Copy everything in the listing below word for word, apart from any images.

---------- MATERIAL PROVIDED ----------

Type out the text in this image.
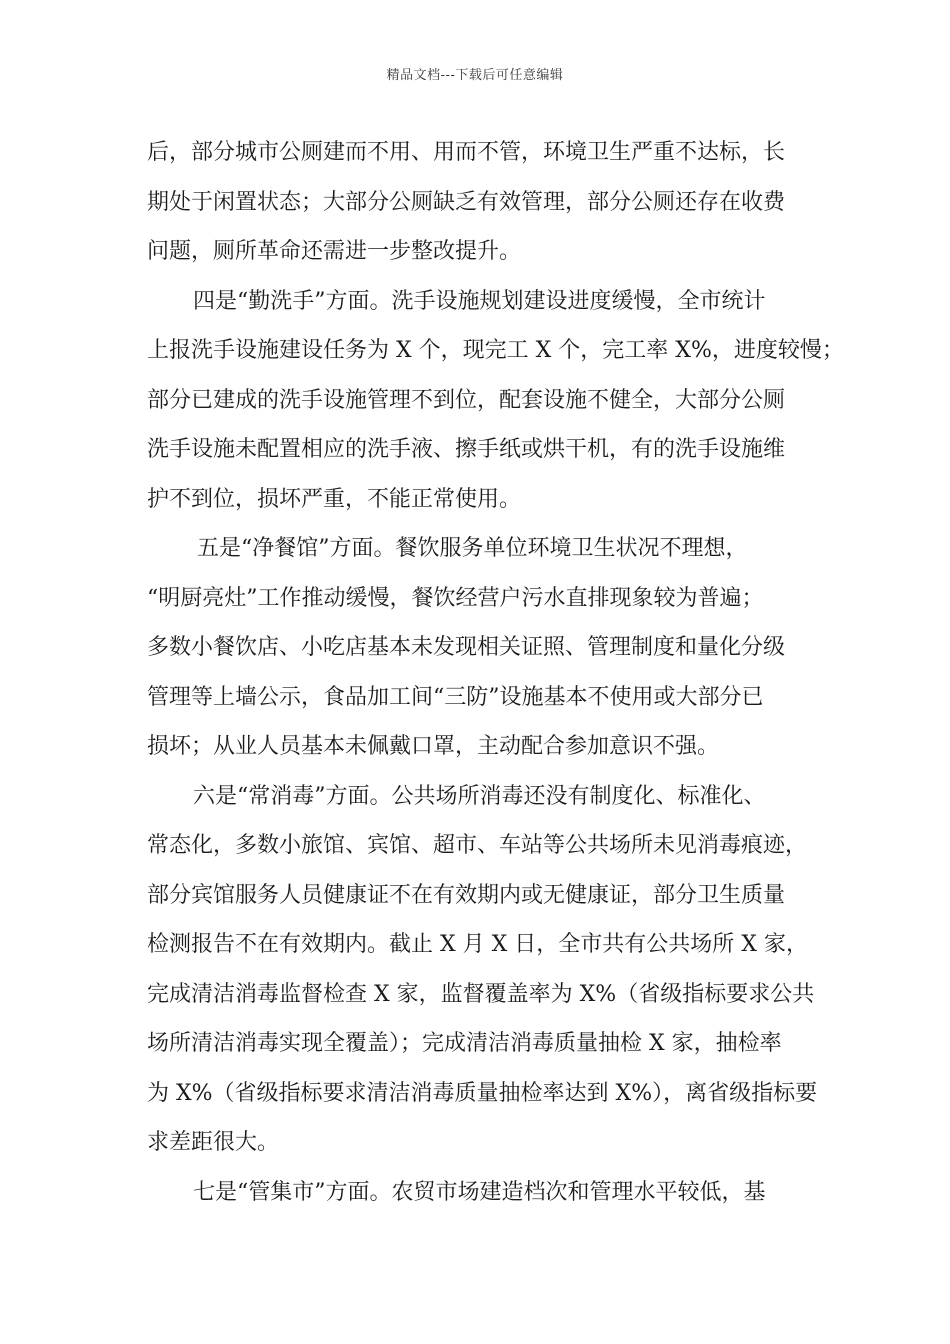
精品文档---下载后可任意编辑
后，部分城市公厕建而不用、用而不管，环境卫生严重不达标，长
期处于闲置状态；大部分公厕缺乏有效管理，部分公厕还存在收费
问题，厕所革命还需进一步整改提升。
四是“勤洗手”方面。洗手设施规划建设进度缓慢，全市统计
上报洗手设施建设任务为 X 个，现完工 X 个，完工率 X%，进度较慢；
部分已建成的洗手设施管理不到位，配套设施不健全，大部分公厕
洗手设施未配置相应的洗手液、擦手纸或烘干机，有的洗手设施维
护不到位，损坏严重，不能正常使用。
五是“净餐馆”方面。餐饮服务单位环境卫生状况不理想，
“明厨亮灶”工作推动缓慢，餐饮经营户污水直排现象较为普遍；
多数小餐饮店、小吃店基本未发现相关证照、管理制度和量化分级
管理等上墙公示，食品加工间“三防”设施基本不使用或大部分已
损坏；从业人员基本未佩戴口罩，主动配合参加意识不强。
六是“常消毒”方面。公共场所消毒还没有制度化、标准化、
常态化，多数小旅馆、宾馆、超市、车站等公共场所未见消毒痕迹，
部分宾馆服务人员健康证不在有效期内或无健康证，部分卫生质量
检测报告不在有效期内。截止 X 月 X 日，全市共有公共场所 X 家，
完成清洁消毒监督检查 X 家，监督覆盖率为 X%（省级指标要求公共
场所清洁消毒实现全覆盖）；完成清洁消毒质量抽检 X 家，抽检率
为 X%（省级指标要求清洁消毒质量抽检率达到 X%），离省级指标要
求差距很大。
七是“管集市”方面。农贸市场建造档次和管理水平较低，基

----------

■ ANSWER BELOW
Type out the text in this image.
精品文档---下载后可任意编辑
后，部分城市公厕建而不用、用而不管，环境卫生严重不达标，长
期处于闲置状态；大部分公厕缺乏有效管理，部分公厕还存在收费
问题，厕所革命还需进一步整改提升。
四是“勤洗手”方面。洗手设施规划建设进度缓慢，全市统计
上报洗手设施建设任务为 X 个，现完工 X 个，完工率 X%，进度较慢；
部分已建成的洗手设施管理不到位，配套设施不健全，大部分公厕
洗手设施未配置相应的洗手液、擦手纸或烘干机，有的洗手设施维
护不到位，损坏严重，不能正常使用。
五是“净餐馆”方面。餐饮服务单位环境卫生状况不理想，
“明厨亮灶”工作推动缓慢，餐饮经营户污水直排现象较为普遍；
多数小餐饮店、小吃店基本未发现相关证照、管理制度和量化分级
管理等上墙公示，食品加工间“三防”设施基本不使用或大部分已
损坏；从业人员基本未佩戴口罩，主动配合参加意识不强。
六是“常消毒”方面。公共场所消毒还没有制度化、标准化、
常态化，多数小旅馆、宾馆、超市、车站等公共场所未见消毒痕迹，
部分宾馆服务人员健康证不在有效期内或无健康证，部分卫生质量
检测报告不在有效期内。截止 X 月 X 日，全市共有公共场所 X 家，
完成清洁消毒监督检查 X 家，监督覆盖率为 X%（省级指标要求公共
场所清洁消毒实现全覆盖）；完成清洁消毒质量抽检 X 家，抽检率
为 X%（省级指标要求清洁消毒质量抽检率达到 X%），离省级指标要
求差距很大。
七是“管集市”方面。农贸市场建造档次和管理水平较低，基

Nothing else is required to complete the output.